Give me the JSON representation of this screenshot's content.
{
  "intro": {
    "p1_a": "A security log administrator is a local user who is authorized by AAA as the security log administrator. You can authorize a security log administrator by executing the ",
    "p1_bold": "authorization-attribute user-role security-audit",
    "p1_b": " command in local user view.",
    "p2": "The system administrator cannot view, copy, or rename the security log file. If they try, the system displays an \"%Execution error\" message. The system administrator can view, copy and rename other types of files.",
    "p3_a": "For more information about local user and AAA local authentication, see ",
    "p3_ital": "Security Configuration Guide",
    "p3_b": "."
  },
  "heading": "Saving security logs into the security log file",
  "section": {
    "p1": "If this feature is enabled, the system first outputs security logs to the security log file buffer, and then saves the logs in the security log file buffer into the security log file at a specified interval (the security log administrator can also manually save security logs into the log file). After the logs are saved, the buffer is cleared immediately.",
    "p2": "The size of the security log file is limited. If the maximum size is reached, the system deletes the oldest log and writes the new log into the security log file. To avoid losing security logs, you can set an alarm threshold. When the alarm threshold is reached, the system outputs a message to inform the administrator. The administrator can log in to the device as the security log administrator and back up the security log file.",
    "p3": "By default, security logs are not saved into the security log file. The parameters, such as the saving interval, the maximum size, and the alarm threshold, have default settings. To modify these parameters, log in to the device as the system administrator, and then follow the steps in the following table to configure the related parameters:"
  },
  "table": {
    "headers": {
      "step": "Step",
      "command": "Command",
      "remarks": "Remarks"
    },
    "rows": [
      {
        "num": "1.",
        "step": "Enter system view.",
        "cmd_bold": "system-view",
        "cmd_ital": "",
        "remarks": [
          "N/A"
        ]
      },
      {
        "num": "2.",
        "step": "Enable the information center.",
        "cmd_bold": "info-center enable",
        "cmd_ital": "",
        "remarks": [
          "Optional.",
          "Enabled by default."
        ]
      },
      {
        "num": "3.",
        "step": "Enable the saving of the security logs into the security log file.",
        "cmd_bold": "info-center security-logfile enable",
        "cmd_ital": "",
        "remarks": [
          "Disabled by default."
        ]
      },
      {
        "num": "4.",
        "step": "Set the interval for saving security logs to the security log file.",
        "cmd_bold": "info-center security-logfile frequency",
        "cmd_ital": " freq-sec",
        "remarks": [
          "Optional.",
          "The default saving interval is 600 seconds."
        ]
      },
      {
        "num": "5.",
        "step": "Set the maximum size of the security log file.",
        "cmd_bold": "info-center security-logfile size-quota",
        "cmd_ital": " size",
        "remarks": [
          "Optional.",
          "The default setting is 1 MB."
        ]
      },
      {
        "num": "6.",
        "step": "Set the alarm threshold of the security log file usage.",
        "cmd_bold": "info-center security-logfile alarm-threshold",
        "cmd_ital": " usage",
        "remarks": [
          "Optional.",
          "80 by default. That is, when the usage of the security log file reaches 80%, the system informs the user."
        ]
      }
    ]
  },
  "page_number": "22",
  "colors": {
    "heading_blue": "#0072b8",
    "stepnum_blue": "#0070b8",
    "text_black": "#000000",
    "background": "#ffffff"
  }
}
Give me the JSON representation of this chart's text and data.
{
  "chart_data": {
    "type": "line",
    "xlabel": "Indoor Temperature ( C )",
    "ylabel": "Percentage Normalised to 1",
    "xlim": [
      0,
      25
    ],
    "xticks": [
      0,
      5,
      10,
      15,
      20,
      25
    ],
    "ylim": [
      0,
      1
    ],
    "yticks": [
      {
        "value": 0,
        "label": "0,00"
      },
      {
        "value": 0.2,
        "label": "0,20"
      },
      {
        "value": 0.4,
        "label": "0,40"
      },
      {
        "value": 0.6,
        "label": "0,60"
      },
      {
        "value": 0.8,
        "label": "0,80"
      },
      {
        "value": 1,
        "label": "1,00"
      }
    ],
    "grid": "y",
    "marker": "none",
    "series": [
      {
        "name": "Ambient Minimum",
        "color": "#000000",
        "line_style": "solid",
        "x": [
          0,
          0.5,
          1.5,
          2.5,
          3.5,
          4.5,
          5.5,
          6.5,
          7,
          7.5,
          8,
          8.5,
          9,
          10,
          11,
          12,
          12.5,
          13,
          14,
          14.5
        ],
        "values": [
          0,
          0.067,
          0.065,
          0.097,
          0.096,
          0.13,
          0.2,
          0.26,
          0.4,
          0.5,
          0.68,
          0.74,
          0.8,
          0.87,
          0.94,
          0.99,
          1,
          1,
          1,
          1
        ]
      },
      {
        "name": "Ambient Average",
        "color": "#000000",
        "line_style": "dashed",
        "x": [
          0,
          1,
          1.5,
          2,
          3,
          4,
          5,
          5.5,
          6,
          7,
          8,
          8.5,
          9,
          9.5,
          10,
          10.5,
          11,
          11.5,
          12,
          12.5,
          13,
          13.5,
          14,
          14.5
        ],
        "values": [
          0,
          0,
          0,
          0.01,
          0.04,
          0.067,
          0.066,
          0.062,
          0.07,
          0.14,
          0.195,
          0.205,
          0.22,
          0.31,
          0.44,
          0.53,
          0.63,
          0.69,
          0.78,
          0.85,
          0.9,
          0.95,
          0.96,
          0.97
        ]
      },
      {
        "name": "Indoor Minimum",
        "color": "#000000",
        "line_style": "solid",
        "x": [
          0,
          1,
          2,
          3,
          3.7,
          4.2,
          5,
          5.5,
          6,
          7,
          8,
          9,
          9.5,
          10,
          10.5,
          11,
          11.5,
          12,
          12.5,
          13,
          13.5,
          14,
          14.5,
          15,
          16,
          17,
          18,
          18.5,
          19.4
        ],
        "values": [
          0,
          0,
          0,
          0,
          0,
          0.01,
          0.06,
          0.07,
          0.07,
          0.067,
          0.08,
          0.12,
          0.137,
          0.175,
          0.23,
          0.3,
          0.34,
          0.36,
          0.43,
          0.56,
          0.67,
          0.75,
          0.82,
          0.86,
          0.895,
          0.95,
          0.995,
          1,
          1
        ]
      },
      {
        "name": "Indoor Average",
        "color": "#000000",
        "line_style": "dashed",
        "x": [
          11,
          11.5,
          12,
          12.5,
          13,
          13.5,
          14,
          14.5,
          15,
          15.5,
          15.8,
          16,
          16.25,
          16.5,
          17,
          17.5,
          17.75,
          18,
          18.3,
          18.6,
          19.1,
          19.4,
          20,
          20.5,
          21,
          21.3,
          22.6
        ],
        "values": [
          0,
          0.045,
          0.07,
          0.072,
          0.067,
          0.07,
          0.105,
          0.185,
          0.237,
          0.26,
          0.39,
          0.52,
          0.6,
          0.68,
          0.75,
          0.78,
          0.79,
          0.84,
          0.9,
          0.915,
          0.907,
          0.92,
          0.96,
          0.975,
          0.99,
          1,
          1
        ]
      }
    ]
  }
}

** Goal **
Look through the entries and work out how many lines have the word "system" in them; reply with that number only.

** Written reply **
7